Stored entries:
————————

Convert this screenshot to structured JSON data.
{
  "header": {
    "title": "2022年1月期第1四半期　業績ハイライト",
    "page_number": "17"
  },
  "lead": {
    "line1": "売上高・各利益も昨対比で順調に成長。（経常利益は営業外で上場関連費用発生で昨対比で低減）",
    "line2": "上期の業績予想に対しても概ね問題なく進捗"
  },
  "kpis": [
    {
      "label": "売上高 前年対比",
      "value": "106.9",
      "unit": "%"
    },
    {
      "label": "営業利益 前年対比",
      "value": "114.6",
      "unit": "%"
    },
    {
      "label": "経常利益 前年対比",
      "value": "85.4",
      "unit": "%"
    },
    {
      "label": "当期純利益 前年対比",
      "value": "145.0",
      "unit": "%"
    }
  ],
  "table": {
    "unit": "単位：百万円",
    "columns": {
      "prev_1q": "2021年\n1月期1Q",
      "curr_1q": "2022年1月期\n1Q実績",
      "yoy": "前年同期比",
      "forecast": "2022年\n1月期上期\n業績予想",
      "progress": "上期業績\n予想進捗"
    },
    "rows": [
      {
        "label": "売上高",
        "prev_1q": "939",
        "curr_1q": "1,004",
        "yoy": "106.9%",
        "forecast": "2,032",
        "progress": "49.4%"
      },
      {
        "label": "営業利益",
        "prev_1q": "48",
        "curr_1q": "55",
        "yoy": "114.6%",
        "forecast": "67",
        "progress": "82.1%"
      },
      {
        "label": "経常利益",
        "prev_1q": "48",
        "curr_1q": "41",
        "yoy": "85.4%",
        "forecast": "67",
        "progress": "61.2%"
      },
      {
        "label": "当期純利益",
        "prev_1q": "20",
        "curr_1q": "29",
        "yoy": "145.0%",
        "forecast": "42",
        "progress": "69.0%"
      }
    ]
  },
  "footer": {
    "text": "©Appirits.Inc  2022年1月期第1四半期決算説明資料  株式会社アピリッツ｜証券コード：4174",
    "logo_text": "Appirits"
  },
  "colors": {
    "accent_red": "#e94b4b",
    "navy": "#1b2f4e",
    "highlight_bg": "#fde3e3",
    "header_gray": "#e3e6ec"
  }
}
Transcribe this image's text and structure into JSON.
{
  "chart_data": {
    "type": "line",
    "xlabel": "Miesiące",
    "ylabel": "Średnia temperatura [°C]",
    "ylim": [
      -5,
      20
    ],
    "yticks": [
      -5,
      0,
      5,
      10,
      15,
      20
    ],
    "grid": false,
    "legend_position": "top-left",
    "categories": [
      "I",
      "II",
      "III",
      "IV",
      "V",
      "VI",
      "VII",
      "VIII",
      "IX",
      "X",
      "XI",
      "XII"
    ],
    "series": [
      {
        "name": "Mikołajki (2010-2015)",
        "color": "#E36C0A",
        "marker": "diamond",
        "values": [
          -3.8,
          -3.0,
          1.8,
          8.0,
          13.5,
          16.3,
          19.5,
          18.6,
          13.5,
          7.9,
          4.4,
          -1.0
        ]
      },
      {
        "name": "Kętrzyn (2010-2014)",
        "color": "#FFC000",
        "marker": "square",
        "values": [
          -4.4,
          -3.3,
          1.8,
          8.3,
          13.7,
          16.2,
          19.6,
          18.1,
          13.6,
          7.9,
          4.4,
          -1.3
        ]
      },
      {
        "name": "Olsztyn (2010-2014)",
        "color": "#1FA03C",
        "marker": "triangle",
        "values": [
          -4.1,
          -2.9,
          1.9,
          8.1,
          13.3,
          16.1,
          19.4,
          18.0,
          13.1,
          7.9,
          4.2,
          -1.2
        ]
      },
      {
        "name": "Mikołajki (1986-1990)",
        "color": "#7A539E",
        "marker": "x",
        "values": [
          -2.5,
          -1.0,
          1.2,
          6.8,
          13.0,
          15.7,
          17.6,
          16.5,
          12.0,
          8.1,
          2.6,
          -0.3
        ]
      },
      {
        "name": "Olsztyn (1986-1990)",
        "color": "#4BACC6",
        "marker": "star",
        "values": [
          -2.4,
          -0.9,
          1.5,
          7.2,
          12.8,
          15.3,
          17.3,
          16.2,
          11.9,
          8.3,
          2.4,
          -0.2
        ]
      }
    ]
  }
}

————————

Set down all of the records shown above once more, exactly.

Convert this screenshot to structured JSON data.
{
  "header": {
    "title": "2022年1月期第1四半期　業績ハイライト",
    "page_number": "17"
  },
  "lead": {
    "line1": "売上高・各利益も昨対比で順調に成長。（経常利益は営業外で上場関連費用発生で昨対比で低減）",
    "line2": "上期の業績予想に対しても概ね問題なく進捗"
  },
  "kpis": [
    {
      "label": "売上高 前年対比",
      "value": "106.9",
      "unit": "%"
    },
    {
      "label": "営業利益 前年対比",
      "value": "114.6",
      "unit": "%"
    },
    {
      "label": "経常利益 前年対比",
      "value": "85.4",
      "unit": "%"
    },
    {
      "label": "当期純利益 前年対比",
      "value": "145.0",
      "unit": "%"
    }
  ],
  "table": {
    "unit": "単位：百万円",
    "columns": {
      "prev_1q": "2021年\n1月期1Q",
      "curr_1q": "2022年1月期\n1Q実績",
      "yoy": "前年同期比",
      "forecast": "2022年\n1月期上期\n業績予想",
      "progress": "上期業績\n予想進捗"
    },
    "rows": [
      {
        "label": "売上高",
        "prev_1q": "939",
        "curr_1q": "1,004",
        "yoy": "106.9%",
        "forecast": "2,032",
        "progress": "49.4%"
      },
      {
        "label": "営業利益",
        "prev_1q": "48",
        "curr_1q": "55",
        "yoy": "114.6%",
        "forecast": "67",
        "progress": "82.1%"
      },
      {
        "label": "経常利益",
        "prev_1q": "48",
        "curr_1q": "41",
        "yoy": "85.4%",
        "forecast": "67",
        "progress": "61.2%"
      },
      {
        "label": "当期純利益",
        "prev_1q": "20",
        "curr_1q": "29",
        "yoy": "145.0%",
        "forecast": "42",
        "progress": "69.0%"
      }
    ]
  },
  "footer": {
    "text": "©Appirits.Inc  2022年1月期第1四半期決算説明資料  株式会社アピリッツ｜証券コード：4174",
    "logo_text": "Appirits"
  },
  "colors": {
    "accent_red": "#e94b4b",
    "navy": "#1b2f4e",
    "highlight_bg": "#fde3e3",
    "header_gray": "#e3e6ec"
  }
}
Transcribe this image's text and structure into JSON.
{
  "chart_data": {
    "type": "line",
    "xlabel": "Miesiące",
    "ylabel": "Średnia temperatura [°C]",
    "ylim": [
      -5,
      20
    ],
    "yticks": [
      -5,
      0,
      5,
      10,
      15,
      20
    ],
    "grid": false,
    "legend_position": "top-left",
    "categories": [
      "I",
      "II",
      "III",
      "IV",
      "V",
      "VI",
      "VII",
      "VIII",
      "IX",
      "X",
      "XI",
      "XII"
    ],
    "series": [
      {
        "name": "Mikołajki (2010-2015)",
        "color": "#E36C0A",
        "marker": "diamond",
        "values": [
          -3.8,
          -3.0,
          1.8,
          8.0,
          13.5,
          16.3,
          19.5,
          18.6,
          13.5,
          7.9,
          4.4,
          -1.0
        ]
      },
      {
        "name": "Kętrzyn (2010-2014)",
        "color": "#FFC000",
        "marker": "square",
        "values": [
          -4.4,
          -3.3,
          1.8,
          8.3,
          13.7,
          16.2,
          19.6,
          18.1,
          13.6,
          7.9,
          4.4,
          -1.3
        ]
      },
      {
        "name": "Olsztyn (2010-2014)",
        "color": "#1FA03C",
        "marker": "triangle",
        "values": [
          -4.1,
          -2.9,
          1.9,
          8.1,
          13.3,
          16.1,
          19.4,
          18.0,
          13.1,
          7.9,
          4.2,
          -1.2
        ]
      },
      {
        "name": "Mikołajki (1986-1990)",
        "color": "#7A539E",
        "marker": "x",
        "values": [
          -2.5,
          -1.0,
          1.2,
          6.8,
          13.0,
          15.7,
          17.6,
          16.5,
          12.0,
          8.1,
          2.6,
          -0.3
        ]
      },
      {
        "name": "Olsztyn (1986-1990)",
        "color": "#4BACC6",
        "marker": "star",
        "values": [
          -2.4,
          -0.9,
          1.5,
          7.2,
          12.8,
          15.3,
          17.3,
          16.2,
          11.9,
          8.3,
          2.4,
          -0.2
        ]
      }
    ]
  }
}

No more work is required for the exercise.